30 Days, 30 Visualizations, 1 Dataset: Days 11-15

22 November 2016

Day 11 (22/11/16): Type of “strange” occupancies

Looking at the dataframe of unusual occupancies from yesterday, I’ll put each record into one of four categories, in order to more easily see which records are definitely wrong, which are questionable, etc.

type <- vector("character", nrow(df3))

type[df3$Occupancy == 0] <- "Zero"
type[df3$Occupancy < 0] <- "Negative"
type[df3$Occupancy == df3$Capacity] <- "Full"
type[df3$Occupancy > df3$Capacity] <- "Overfilled"

df3$Type <- factor(type, levels = c("Overfilled", "Full", "Zero", "Negative"))
             

p <- ggplot(df3, aes(x = LastUpdate, y = "")) +
    geom_point(aes(colour = Type)) +
    facet_wrap(~ Name, nrow = 4) +
    scale_colour_manual(values = rev(c("red", "black", "green", "blue"))) +
    ylab("") + ggtitle("Type of \"Strange\" Occupancies") +
    theme(plot.title = element_text(size = rel(1.5)))

p

We can see, for example, that all the definitely-wrong negative-occupancy records are from SouthGate General - maybe the council should look into upgrading the sensors there…


Day 12 (23/11/16): Hours of over- and negative occupancy

We had another Bath ML Meetup tonight - we didn’t have too long to talk about the project, but plans are being made…

Using the dataframe from yesterday, I’ll have a quick look at when the particularly dubious records - the overfilled and negative records, that is - are generally recorded. I’m curious as to whether, for example, overfilled records are more common at lunchtime than overnight.

df4 <- filter(df3, Type == "Overfilled" | Type == "Negative") %>%
    mutate(Time = hour(LastUpdate) + minute(LastUpdate)/60)

p <- ggplot(df4, aes(x = Time, y = "")) +
    geom_point(alpha = 0.01) + facet_wrap(~ Type, nrow = 2) +
    scale_x_continuous(breaks = seq(0, 24, 4)) +
    ggtitle("Hours of over- and negative occupancy") + ylab("") +
    theme(plot.title = element_text(size = rel(1.5)),
          panel.background = element_blank())

p

As it turns out, the overfilled records are spread over the whole day, with a decrease only in the early morning. Negative records tend to be from overnight, although there are some during the day too.


Day 13 (24/11/16): Spread of negative occupancies

I’m wondering how the negative occupancies are distributed - we’ve seen that there are some very large negative values, but I’m curious as to how many of these there are, compared to more modest values. My reasoning here is that there are probably a lot of small negative values due to physical, quickly-resolved sensor errors, and then fewer very large negative values due to errors in the uploading of data or some other issue.

df4 <- filter(df3, Type == "Negative")

▶ Dataset section:
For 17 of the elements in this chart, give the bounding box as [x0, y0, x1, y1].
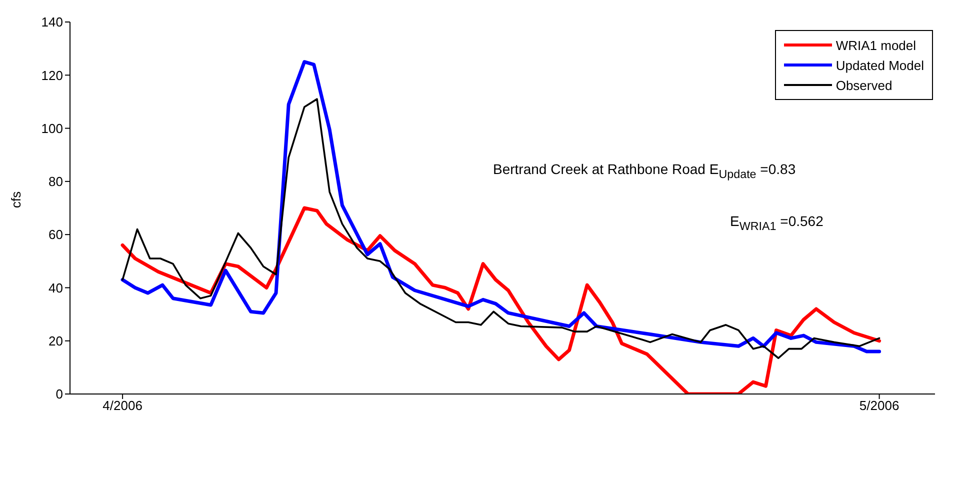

▶ What you will do:
A. Name the four categories that the Day 11 code in the 30-visualizations post assigns to unusual occupancy records.
B. Translate this sentence from the 30-visualizations post into French: "Negative records tend to be from overnight, although there are some during the day too."

▶ Results of the tasks:
A. Overfilled, Full, Zero, Negative

B. Les enregistrements négatifs datent généralement de la nuit, bien qu'il y en ait aussi quelques-uns pendant la journée.